### What is being asked
Search the data below for the word "salida" and copy each line that holds it.
-- start of Records provided --
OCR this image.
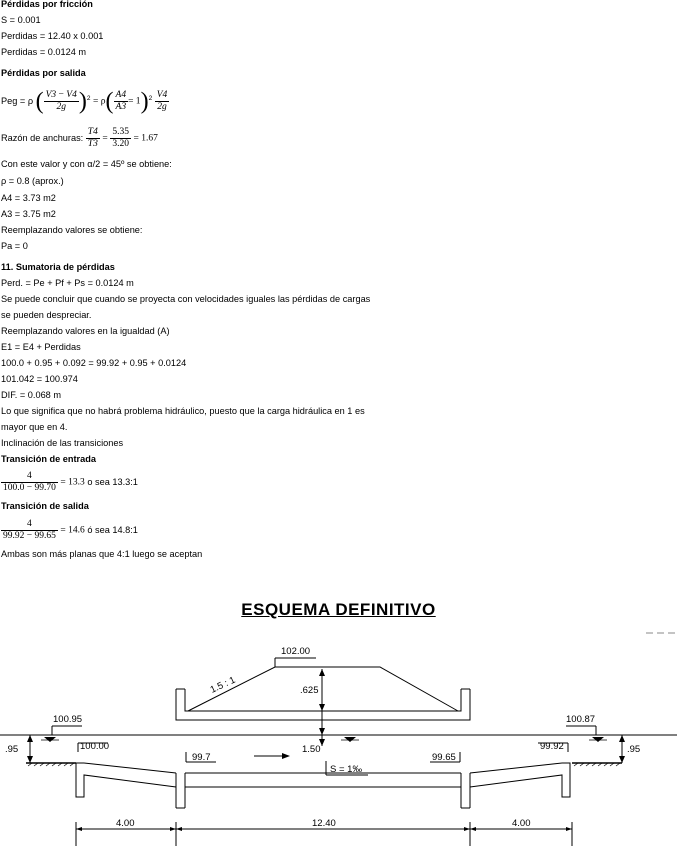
Pérdidas por fricción
S = 0.001
Perdidas = 12.40 x 0.001
Perdidas = 0.0124 m
Pérdidas por salida
Peg = ρ ( $\frac{V3 - V4}{2g} )^2 = \rho( \frac{A4}{A3} = 1)^2 \frac{V4}{2g}$
Razón de anchuras: $\frac{T4}{T3} = \frac{5.35}{3.20} = 1.67$
Con este valor y con α/2 = 45º se obtiene:
ρ = 0.8 (aprox.)
A4 = 3.73 m2
A3 = 3.75 m2
Reemplazando valores se obtiene:
Pa = 0
11. Sumatoria de pérdidas
Perd. = Pe + Pf + Ps = 0.0124 m
Se puede concluir que cuando se proyecta con velocidades iguales las pérdidas de cargas
se pueden despreciar.
Reemplazando valores en la igualdad (A)
E1 = E4 + Perdidas
100.0 + 0.95 + 0.092 = 99.92 + 0.95 + 0.0124
101.042 = 100.974
DIF. = 0.068 m
Lo que significa que no habrá problema hidráulico, puesto que la carga hidráulica en 1 es
mayor que en 4.
Inclinación de las transiciones
Transición de entrada
$\frac{4}{100.0 - 99.70} = 13.3$ o sea 13.3:1
Transición de salida
$\frac{4}{99.92 - 99.65} = 14.6$ ó sea 14.8:1
Ambas son más planas que 4:1 luego se aceptan
ESQUEMA DEFINITIVO
102.00
.625
1.5 : 1
100.95	100.87
.95	.95
100.00
99.7
1.50
99.65
99.92
S = 1‰
4.00	12.40	4.00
-- end of Records provided --
### Task result
Pérdidas por salida
Transición de salida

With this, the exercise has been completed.